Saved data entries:
* * *

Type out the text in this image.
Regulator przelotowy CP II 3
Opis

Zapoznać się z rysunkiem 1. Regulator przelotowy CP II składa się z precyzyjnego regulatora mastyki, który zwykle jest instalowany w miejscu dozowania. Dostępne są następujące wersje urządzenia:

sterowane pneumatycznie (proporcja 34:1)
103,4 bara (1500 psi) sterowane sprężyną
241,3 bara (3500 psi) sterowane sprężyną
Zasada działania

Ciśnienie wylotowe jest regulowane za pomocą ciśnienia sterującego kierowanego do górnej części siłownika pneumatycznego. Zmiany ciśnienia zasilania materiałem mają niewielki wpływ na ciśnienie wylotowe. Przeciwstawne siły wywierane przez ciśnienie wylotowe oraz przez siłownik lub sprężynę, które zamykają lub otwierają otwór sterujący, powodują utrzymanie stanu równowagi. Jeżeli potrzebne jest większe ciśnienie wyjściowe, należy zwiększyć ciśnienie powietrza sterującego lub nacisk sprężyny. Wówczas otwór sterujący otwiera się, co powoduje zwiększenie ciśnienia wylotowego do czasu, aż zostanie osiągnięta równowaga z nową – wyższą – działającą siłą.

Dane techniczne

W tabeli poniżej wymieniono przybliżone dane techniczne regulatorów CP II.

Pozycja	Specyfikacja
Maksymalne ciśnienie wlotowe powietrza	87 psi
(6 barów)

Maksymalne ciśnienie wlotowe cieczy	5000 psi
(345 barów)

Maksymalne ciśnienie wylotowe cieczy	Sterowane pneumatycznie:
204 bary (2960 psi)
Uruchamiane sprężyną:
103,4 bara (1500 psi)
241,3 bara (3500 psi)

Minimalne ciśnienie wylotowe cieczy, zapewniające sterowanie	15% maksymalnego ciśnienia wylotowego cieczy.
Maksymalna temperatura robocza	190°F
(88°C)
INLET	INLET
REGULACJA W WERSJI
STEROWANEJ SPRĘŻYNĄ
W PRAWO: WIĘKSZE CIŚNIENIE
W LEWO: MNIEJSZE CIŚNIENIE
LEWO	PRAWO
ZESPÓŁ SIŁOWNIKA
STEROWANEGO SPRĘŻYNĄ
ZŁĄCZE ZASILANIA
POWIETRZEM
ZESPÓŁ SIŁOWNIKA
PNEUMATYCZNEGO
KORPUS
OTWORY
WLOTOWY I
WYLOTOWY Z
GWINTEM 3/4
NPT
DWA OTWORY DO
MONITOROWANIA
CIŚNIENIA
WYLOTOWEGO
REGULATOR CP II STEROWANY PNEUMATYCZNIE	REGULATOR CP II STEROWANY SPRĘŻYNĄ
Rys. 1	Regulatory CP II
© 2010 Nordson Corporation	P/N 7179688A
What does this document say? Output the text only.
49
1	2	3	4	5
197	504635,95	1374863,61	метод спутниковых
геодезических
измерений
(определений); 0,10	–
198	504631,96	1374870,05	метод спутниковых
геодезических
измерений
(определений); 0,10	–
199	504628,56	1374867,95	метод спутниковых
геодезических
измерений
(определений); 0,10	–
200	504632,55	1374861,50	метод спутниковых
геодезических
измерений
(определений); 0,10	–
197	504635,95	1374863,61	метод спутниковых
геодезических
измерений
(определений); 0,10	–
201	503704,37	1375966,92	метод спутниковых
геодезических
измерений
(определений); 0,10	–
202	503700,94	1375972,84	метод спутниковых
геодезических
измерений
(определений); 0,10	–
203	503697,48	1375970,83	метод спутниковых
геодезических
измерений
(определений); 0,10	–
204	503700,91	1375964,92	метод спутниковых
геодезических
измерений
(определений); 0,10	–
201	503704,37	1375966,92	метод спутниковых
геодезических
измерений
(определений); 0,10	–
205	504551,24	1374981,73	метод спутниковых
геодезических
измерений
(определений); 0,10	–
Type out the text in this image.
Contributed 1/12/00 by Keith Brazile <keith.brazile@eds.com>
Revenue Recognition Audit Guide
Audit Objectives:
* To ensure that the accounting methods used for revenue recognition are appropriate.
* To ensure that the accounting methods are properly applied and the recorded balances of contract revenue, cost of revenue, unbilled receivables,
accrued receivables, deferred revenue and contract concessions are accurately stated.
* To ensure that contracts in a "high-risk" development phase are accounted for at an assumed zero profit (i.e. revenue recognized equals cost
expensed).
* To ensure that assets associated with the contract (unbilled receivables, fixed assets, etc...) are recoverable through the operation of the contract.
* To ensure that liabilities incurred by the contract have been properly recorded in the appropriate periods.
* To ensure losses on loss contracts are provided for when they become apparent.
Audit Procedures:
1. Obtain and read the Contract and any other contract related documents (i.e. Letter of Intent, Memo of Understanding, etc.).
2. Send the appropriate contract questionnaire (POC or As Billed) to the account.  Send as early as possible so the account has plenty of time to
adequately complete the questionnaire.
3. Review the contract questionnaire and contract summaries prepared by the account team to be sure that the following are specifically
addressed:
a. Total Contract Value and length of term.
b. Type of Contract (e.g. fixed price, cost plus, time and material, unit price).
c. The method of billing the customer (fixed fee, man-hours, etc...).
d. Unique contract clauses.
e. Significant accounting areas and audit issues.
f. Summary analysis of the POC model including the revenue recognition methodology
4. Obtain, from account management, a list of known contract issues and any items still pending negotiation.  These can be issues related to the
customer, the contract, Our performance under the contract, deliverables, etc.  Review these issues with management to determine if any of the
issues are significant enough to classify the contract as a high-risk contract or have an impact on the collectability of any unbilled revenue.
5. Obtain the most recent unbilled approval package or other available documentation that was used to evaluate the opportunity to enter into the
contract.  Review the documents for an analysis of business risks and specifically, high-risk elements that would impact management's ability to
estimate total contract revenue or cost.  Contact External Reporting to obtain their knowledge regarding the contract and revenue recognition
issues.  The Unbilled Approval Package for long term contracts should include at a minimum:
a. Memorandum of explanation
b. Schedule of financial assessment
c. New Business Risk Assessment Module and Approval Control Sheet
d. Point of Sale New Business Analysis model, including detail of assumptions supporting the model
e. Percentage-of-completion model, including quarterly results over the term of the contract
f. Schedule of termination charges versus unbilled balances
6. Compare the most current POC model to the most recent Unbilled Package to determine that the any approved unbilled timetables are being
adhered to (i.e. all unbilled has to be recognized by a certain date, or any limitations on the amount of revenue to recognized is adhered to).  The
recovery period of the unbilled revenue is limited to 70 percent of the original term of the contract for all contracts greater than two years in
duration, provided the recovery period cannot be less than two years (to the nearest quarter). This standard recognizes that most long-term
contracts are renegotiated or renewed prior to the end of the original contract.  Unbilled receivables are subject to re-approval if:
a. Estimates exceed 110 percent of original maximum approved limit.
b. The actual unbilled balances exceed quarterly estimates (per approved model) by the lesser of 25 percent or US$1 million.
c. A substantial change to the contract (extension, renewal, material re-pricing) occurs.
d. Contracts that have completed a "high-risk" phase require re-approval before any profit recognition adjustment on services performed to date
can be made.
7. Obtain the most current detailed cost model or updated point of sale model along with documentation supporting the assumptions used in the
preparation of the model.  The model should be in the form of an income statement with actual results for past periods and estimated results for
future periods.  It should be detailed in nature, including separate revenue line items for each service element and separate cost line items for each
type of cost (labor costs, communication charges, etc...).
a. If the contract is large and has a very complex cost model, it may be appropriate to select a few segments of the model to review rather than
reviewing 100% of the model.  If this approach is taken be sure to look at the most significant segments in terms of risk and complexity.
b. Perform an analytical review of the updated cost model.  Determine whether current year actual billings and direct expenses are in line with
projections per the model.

* * *

Restate the whole listing exactly.

**COMPLETE OUTPUT**:
Type out the text in this image.
Regulator przelotowy CP II 3
Opis

Zapoznać się z rysunkiem 1. Regulator przelotowy CP II składa się z precyzyjnego regulatora mastyki, który zwykle jest instalowany w miejscu dozowania. Dostępne są następujące wersje urządzenia:

sterowane pneumatycznie (proporcja 34:1)
103,4 bara (1500 psi) sterowane sprężyną
241,3 bara (3500 psi) sterowane sprężyną
Zasada działania

Ciśnienie wylotowe jest regulowane za pomocą ciśnienia sterującego kierowanego do górnej części siłownika pneumatycznego. Zmiany ciśnienia zasilania materiałem mają niewielki wpływ na ciśnienie wylotowe. Przeciwstawne siły wywierane przez ciśnienie wylotowe oraz przez siłownik lub sprężynę, które zamykają lub otwierają otwór sterujący, powodują utrzymanie stanu równowagi. Jeżeli potrzebne jest większe ciśnienie wyjściowe, należy zwiększyć ciśnienie powietrza sterującego lub nacisk sprężyny. Wówczas otwór sterujący otwiera się, co powoduje zwiększenie ciśnienia wylotowego do czasu, aż zostanie osiągnięta równowaga z nową – wyższą – działającą siłą.

Dane techniczne

W tabeli poniżej wymieniono przybliżone dane techniczne regulatorów CP II.

Pozycja	Specyfikacja
Maksymalne ciśnienie wlotowe powietrza	87 psi
(6 barów)

Maksymalne ciśnienie wlotowe cieczy	5000 psi
(345 barów)

Maksymalne ciśnienie wylotowe cieczy	Sterowane pneumatycznie:
204 bary (2960 psi)
Uruchamiane sprężyną:
103,4 bara (1500 psi)
241,3 bara (3500 psi)

Minimalne ciśnienie wylotowe cieczy, zapewniające sterowanie	15% maksymalnego ciśnienia wylotowego cieczy.
Maksymalna temperatura robocza	190°F
(88°C)
INLET	INLET
REGULACJA W WERSJI
STEROWANEJ SPRĘŻYNĄ
W PRAWO: WIĘKSZE CIŚNIENIE
W LEWO: MNIEJSZE CIŚNIENIE
LEWO	PRAWO
ZESPÓŁ SIŁOWNIKA
STEROWANEGO SPRĘŻYNĄ
ZŁĄCZE ZASILANIA
POWIETRZEM
ZESPÓŁ SIŁOWNIKA
PNEUMATYCZNEGO
KORPUS
OTWORY
WLOTOWY I
WYLOTOWY Z
GWINTEM 3/4
NPT
DWA OTWORY DO
MONITOROWANIA
CIŚNIENIA
WYLOTOWEGO
REGULATOR CP II STEROWANY PNEUMATYCZNIE	REGULATOR CP II STEROWANY SPRĘŻYNĄ
Rys. 1	Regulatory CP II
© 2010 Nordson Corporation	P/N 7179688A
What does this document say? Output the text only.
49
1	2	3	4	5
197	504635,95	1374863,61	метод спутниковых
геодезических
измерений
(определений); 0,10	–
198	504631,96	1374870,05	метод спутниковых
геодезических
измерений
(определений); 0,10	–
199	504628,56	1374867,95	метод спутниковых
геодезических
измерений
(определений); 0,10	–
200	504632,55	1374861,50	метод спутниковых
геодезических
измерений
(определений); 0,10	–
197	504635,95	1374863,61	метод спутниковых
геодезических
измерений
(определений); 0,10	–
201	503704,37	1375966,92	метод спутниковых
геодезических
измерений
(определений); 0,10	–
202	503700,94	1375972,84	метод спутниковых
геодезических
измерений
(определений); 0,10	–
203	503697,48	1375970,83	метод спутниковых
геодезических
измерений
(определений); 0,10	–
204	503700,91	1375964,92	метод спутниковых
геодезических
измерений
(определений); 0,10	–
201	503704,37	1375966,92	метод спутниковых
геодезических
измерений
(определений); 0,10	–
205	504551,24	1374981,73	метод спутниковых
геодезических
измерений
(определений); 0,10	–
Type out the text in this image.
Contributed 1/12/00 by Keith Brazile <keith.brazile@eds.com>
Revenue Recognition Audit Guide
Audit Objectives:
* To ensure that the accounting methods used for revenue recognition are appropriate.
* To ensure that the accounting methods are properly applied and the recorded balances of contract revenue, cost of revenue, unbilled receivables,
accrued receivables, deferred revenue and contract concessions are accurately stated.
* To ensure that contracts in a "high-risk" development phase are accounted for at an assumed zero profit (i.e. revenue recognized equals cost
expensed).
* To ensure that assets associated with the contract (unbilled receivables, fixed assets, etc...) are recoverable through the operation of the contract.
* To ensure that liabilities incurred by the contract have been properly recorded in the appropriate periods.
* To ensure losses on loss contracts are provided for when they become apparent.
Audit Procedures:
1. Obtain and read the Contract and any other contract related documents (i.e. Letter of Intent, Memo of Understanding, etc.).
2. Send the appropriate contract questionnaire (POC or As Billed) to the account.  Send as early as possible so the account has plenty of time to
adequately complete the questionnaire.
3. Review the contract questionnaire and contract summaries prepared by the account team to be sure that the following are specifically
addressed:
a. Total Contract Value and length of term.
b. Type of Contract (e.g. fixed price, cost plus, time and material, unit price).
c. The method of billing the customer (fixed fee, man-hours, etc...).
d. Unique contract clauses.
e. Significant accounting areas and audit issues.
f. Summary analysis of the POC model including the revenue recognition methodology
4. Obtain, from account management, a list of known contract issues and any items still pending negotiation.  These can be issues related to the
customer, the contract, Our performance under the contract, deliverables, etc.  Review these issues with management to determine if any of the
issues are significant enough to classify the contract as a high-risk contract or have an impact on the collectability of any unbilled revenue.
5. Obtain the most recent unbilled approval package or other available documentation that was used to evaluate the opportunity to enter into the
contract.  Review the documents for an analysis of business risks and specifically, high-risk elements that would impact management's ability to
estimate total contract revenue or cost.  Contact External Reporting to obtain their knowledge regarding the contract and revenue recognition
issues.  The Unbilled Approval Package for long term contracts should include at a minimum:
a. Memorandum of explanation
b. Schedule of financial assessment
c. New Business Risk Assessment Module and Approval Control Sheet
d. Point of Sale New Business Analysis model, including detail of assumptions supporting the model
e. Percentage-of-completion model, including quarterly results over the term of the contract
f. Schedule of termination charges versus unbilled balances
6. Compare the most current POC model to the most recent Unbilled Package to determine that the any approved unbilled timetables are being
adhered to (i.e. all unbilled has to be recognized by a certain date, or any limitations on the amount of revenue to recognized is adhered to).  The
recovery period of the unbilled revenue is limited to 70 percent of the original term of the contract for all contracts greater than two years in
duration, provided the recovery period cannot be less than two years (to the nearest quarter). This standard recognizes that most long-term
contracts are renegotiated or renewed prior to the end of the original contract.  Unbilled receivables are subject to re-approval if:
a. Estimates exceed 110 percent of original maximum approved limit.
b. The actual unbilled balances exceed quarterly estimates (per approved model) by the lesser of 25 percent or US$1 million.
c. A substantial change to the contract (extension, renewal, material re-pricing) occurs.
d. Contracts that have completed a "high-risk" phase require re-approval before any profit recognition adjustment on services performed to date
can be made.
7. Obtain the most current detailed cost model or updated point of sale model along with documentation supporting the assumptions used in the
preparation of the model.  The model should be in the form of an income statement with actual results for past periods and estimated results for
future periods.  It should be detailed in nature, including separate revenue line items for each service element and separate cost line items for each
type of cost (labor costs, communication charges, etc...).
a. If the contract is large and has a very complex cost model, it may be appropriate to select a few segments of the model to review rather than
reviewing 100% of the model.  If this approach is taken be sure to look at the most significant segments in terms of risk and complexity.
b. Perform an analytical review of the updated cost model.  Determine whether current year actual billings and direct expenses are in line with
projections per the model.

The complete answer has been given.